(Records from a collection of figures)
═══

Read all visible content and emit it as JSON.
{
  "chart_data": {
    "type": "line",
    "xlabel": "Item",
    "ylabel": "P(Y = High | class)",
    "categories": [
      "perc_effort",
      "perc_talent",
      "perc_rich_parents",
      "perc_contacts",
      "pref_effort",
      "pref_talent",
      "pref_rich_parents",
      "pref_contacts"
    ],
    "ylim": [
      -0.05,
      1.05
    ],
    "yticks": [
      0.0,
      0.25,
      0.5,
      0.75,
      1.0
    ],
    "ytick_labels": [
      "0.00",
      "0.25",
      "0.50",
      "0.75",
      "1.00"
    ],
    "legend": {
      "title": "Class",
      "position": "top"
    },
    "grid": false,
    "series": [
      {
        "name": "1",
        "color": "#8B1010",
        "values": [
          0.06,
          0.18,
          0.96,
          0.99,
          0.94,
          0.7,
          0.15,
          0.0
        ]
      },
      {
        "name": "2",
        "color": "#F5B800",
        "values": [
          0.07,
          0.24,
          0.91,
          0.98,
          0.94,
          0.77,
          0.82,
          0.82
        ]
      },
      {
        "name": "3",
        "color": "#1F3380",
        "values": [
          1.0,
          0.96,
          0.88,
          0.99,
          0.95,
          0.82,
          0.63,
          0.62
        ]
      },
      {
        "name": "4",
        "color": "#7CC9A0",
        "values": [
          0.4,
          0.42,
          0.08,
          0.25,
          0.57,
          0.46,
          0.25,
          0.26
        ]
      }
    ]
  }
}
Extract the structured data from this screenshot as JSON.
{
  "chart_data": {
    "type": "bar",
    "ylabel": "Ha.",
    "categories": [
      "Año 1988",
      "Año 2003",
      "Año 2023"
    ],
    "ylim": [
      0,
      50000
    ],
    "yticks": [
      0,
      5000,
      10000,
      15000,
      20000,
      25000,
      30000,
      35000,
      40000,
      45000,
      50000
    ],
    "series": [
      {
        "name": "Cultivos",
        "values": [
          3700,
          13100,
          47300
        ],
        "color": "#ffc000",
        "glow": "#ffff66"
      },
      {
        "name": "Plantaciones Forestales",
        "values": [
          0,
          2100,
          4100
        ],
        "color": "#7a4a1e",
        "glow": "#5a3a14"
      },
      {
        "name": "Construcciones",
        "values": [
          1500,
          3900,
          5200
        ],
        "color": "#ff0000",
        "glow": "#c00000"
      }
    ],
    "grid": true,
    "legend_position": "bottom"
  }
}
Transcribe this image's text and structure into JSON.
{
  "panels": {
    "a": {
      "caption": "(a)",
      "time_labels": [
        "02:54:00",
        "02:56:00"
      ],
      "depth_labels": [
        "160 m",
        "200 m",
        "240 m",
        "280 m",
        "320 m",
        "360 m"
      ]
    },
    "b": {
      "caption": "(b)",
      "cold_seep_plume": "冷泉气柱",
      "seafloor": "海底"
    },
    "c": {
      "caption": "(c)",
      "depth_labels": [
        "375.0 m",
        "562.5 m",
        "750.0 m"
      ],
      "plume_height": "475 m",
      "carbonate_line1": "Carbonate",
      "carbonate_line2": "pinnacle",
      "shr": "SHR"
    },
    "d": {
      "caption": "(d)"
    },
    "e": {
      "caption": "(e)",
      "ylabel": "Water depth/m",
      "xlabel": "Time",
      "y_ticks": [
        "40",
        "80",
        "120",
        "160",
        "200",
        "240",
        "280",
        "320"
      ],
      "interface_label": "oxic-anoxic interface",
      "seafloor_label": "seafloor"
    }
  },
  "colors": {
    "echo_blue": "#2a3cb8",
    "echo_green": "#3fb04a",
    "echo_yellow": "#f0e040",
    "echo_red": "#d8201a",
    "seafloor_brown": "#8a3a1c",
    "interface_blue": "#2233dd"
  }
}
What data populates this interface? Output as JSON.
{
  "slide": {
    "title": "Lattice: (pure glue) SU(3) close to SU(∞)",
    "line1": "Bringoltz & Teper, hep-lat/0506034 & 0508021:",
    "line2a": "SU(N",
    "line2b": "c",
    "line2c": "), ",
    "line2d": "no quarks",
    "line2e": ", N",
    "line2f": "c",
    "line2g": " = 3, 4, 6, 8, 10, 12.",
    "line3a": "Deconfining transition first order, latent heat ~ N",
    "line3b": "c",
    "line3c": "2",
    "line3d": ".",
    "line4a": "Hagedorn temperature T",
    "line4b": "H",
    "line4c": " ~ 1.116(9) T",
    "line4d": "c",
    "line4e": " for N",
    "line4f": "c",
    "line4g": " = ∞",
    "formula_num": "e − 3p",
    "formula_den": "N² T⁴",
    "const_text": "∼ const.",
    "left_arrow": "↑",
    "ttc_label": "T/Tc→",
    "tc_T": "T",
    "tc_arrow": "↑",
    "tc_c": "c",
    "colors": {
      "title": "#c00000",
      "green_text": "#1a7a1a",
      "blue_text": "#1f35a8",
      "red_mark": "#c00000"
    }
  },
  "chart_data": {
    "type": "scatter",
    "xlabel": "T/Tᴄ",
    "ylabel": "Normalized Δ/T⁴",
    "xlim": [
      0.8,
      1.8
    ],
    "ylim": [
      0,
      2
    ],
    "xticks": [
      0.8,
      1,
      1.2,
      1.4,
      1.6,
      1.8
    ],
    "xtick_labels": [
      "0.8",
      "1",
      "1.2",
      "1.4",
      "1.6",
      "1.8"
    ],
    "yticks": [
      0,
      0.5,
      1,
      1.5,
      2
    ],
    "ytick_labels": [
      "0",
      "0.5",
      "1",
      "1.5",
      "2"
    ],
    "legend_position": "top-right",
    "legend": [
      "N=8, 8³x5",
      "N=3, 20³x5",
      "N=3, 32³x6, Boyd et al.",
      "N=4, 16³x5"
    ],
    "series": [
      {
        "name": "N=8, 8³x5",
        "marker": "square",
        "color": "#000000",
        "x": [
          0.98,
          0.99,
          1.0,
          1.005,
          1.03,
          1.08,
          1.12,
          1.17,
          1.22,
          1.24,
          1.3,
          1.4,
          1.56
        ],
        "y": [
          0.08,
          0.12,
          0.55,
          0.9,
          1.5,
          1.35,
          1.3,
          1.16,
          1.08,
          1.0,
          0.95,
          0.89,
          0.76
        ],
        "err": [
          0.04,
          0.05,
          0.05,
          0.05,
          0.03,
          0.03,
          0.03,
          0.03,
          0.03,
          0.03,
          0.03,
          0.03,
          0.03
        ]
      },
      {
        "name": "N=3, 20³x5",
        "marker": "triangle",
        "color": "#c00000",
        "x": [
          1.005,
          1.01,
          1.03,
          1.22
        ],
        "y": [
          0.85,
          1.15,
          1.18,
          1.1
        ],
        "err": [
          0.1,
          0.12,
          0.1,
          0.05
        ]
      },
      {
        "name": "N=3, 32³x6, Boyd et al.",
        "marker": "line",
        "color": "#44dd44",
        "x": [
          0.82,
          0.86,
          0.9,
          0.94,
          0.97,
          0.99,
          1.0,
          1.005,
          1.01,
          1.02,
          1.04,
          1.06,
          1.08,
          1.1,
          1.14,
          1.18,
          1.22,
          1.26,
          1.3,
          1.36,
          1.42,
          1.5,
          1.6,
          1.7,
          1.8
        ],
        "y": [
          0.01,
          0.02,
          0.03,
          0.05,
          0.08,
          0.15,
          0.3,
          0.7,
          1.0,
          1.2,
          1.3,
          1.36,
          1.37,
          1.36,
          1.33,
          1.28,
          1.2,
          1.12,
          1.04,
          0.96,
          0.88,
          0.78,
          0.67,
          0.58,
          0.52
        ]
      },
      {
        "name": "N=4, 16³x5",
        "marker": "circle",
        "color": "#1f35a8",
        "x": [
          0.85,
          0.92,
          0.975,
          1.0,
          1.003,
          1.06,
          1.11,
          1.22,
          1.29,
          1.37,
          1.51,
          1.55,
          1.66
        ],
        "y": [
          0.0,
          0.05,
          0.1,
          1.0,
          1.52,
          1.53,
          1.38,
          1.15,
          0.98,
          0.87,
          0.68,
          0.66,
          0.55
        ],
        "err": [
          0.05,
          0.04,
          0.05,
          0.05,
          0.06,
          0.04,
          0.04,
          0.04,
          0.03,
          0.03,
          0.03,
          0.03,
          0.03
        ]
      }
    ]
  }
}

═══

→ Your instructions: Extract from the material all lines containing the string "name".

→ Problem solution:
        "name": "1",
        "name": "2",
        "name": "3",
        "name": "4",
        "name": "Cultivos",
        "name": "Plantaciones Forestales",
        "name": "Construcciones",
        "name": "N=8, 8³x5",
        "name": "N=3, 20³x5",
        "name": "N=3, 32³x6, Boyd et al.",
        "name": "N=4, 16³x5",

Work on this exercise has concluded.